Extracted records
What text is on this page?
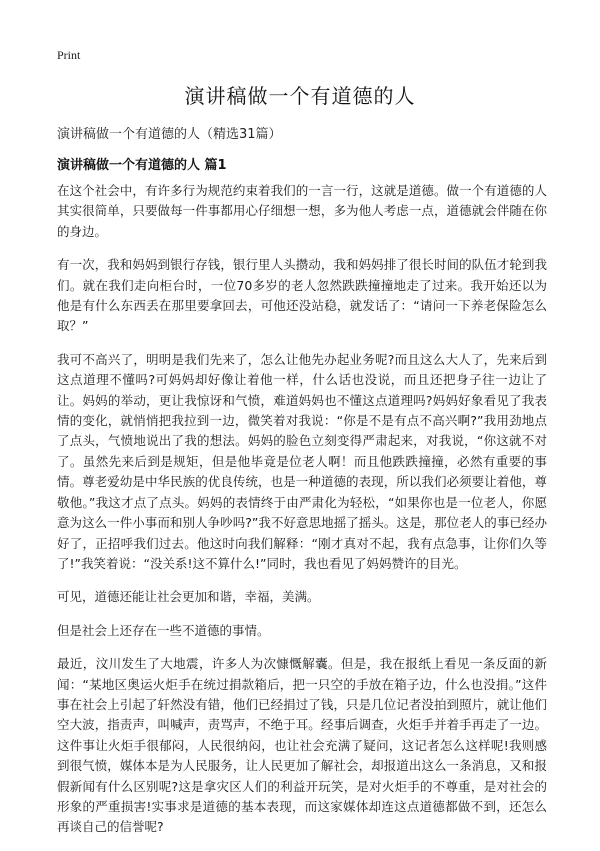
Print
演讲稿做一个有道德的人
演讲稿做一个有道德的人（精选31篇）
演讲稿做一个有道德的人 篇1

在这个社会中，有许多行为规范约束着我们的一言一行，这就是道德。做一个有道德的人其实很简单，只要做每一件事都用心仔细想一想，多为他人考虑一点，道德就会伴随在你的身边。

有一次，我和妈妈到银行存钱，银行里人头攒动，我和妈妈排了很长时间的队伍才轮到我们。就在我们走向柜台时，一位70多岁的老人忽然跌跌撞撞地走了过来。我开始还以为他是有什么东西丢在那里要拿回去，可他还没站稳，就发话了：“请问一下养老保险怎么取？”

我可不高兴了，明明是我们先来了，怎么让他先办起业务呢?而且这么大人了，先来后到这点道理不懂吗?可妈妈却好像让着他一样，什么话也没说，而且还把身子往一边让了让。妈妈的举动，更让我惊讶和气愤，难道妈妈也不懂这点道理吗?妈妈好象看见了我表情的变化，就悄悄把我拉到一边，微笑着对我说：“你是不是有点不高兴啊?”我用劲地点了点头，气愤地说出了我的想法。妈妈的脸色立刻变得严肃起来，对我说，“你这就不对了。虽然先来后到是规矩，但是他毕竟是位老人啊！而且他跌跌撞撞，必然有重要的事情。尊老爱幼是中华民族的优良传统，也是一种道德的表现，所以我们必须要让着他，尊敬他。”我这才点了点头。妈妈的表情终于由严肃化为轻松，“如果你也是一位老人，你愿意为这么一件小事而和别人争吵吗?”我不好意思地摇了摇头。这是，那位老人的事已经办好了，正招呼我们过去。他这时向我们解释：“刚才真对不起，我有点急事，让你们久等了!”我笑着说：“没关系!这不算什么!”同时，我也看见了妈妈赞许的目光。

可见，道德还能让社会更加和谐，幸福，美满。

但是社会上还存在一些不道德的事情。

最近，汶川发生了大地震，许多人为次慷慨解囊。但是，我在报纸上看见一条反面的新闻：“某地区奥运火炬手在统过捐款箱后，把一只空的手放在箱子边，什么也没捐。”这件事在社会上引起了轩然没有错，他们已经捐过了钱，只是几位记者没拍到照片，就让他们空大波，指责声，叫喊声，责骂声，不绝于耳。经事后调查，火炬手并着手再走了一边。这件事让火炬手很郁闷，人民很纳闷，也让社会充满了疑问，这记者怎么这样呢!我则感到很气愤，媒体本是为人民服务，让人民更加了解社会，却报道出这么一条消息，又和报假新闻有什么区别呢?这是拿灾区人们的利益开玩笑，是对火炬手的不尊重，是对社会的形象的严重损害!实事求是道德的基本表现，而这家媒体却连这点道德都做不到，还怎么再谈自己的信誉呢?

What is required:
Copy every record above exactly as written, but leave out the pictures.

Solution to this task:
What text is on this page?
Print
演讲稿做一个有道德的人
演讲稿做一个有道德的人（精选31篇）
演讲稿做一个有道德的人 篇1

在这个社会中，有许多行为规范约束着我们的一言一行，这就是道德。做一个有道德的人其实很简单，只要做每一件事都用心仔细想一想，多为他人考虑一点，道德就会伴随在你的身边。

有一次，我和妈妈到银行存钱，银行里人头攒动，我和妈妈排了很长时间的队伍才轮到我们。就在我们走向柜台时，一位70多岁的老人忽然跌跌撞撞地走了过来。我开始还以为他是有什么东西丢在那里要拿回去，可他还没站稳，就发话了：“请问一下养老保险怎么取？”

我可不高兴了，明明是我们先来了，怎么让他先办起业务呢?而且这么大人了，先来后到这点道理不懂吗?可妈妈却好像让着他一样，什么话也没说，而且还把身子往一边让了让。妈妈的举动，更让我惊讶和气愤，难道妈妈也不懂这点道理吗?妈妈好象看见了我表情的变化，就悄悄把我拉到一边，微笑着对我说：“你是不是有点不高兴啊?”我用劲地点了点头，气愤地说出了我的想法。妈妈的脸色立刻变得严肃起来，对我说，“你这就不对了。虽然先来后到是规矩，但是他毕竟是位老人啊！而且他跌跌撞撞，必然有重要的事情。尊老爱幼是中华民族的优良传统，也是一种道德的表现，所以我们必须要让着他，尊敬他。”我这才点了点头。妈妈的表情终于由严肃化为轻松，“如果你也是一位老人，你愿意为这么一件小事而和别人争吵吗?”我不好意思地摇了摇头。这是，那位老人的事已经办好了，正招呼我们过去。他这时向我们解释：“刚才真对不起，我有点急事，让你们久等了!”我笑着说：“没关系!这不算什么!”同时，我也看见了妈妈赞许的目光。

可见，道德还能让社会更加和谐，幸福，美满。

但是社会上还存在一些不道德的事情。

最近，汶川发生了大地震，许多人为次慷慨解囊。但是，我在报纸上看见一条反面的新闻：“某地区奥运火炬手在统过捐款箱后，把一只空的手放在箱子边，什么也没捐。”这件事在社会上引起了轩然没有错，他们已经捐过了钱，只是几位记者没拍到照片，就让他们空大波，指责声，叫喊声，责骂声，不绝于耳。经事后调查，火炬手并着手再走了一边。这件事让火炬手很郁闷，人民很纳闷，也让社会充满了疑问，这记者怎么这样呢!我则感到很气愤，媒体本是为人民服务，让人民更加了解社会，却报道出这么一条消息，又和报假新闻有什么区别呢?这是拿灾区人们的利益开玩笑，是对火炬手的不尊重，是对社会的形象的严重损害!实事求是道德的基本表现，而这家媒体却连这点道德都做不到，还怎么再谈自己的信誉呢?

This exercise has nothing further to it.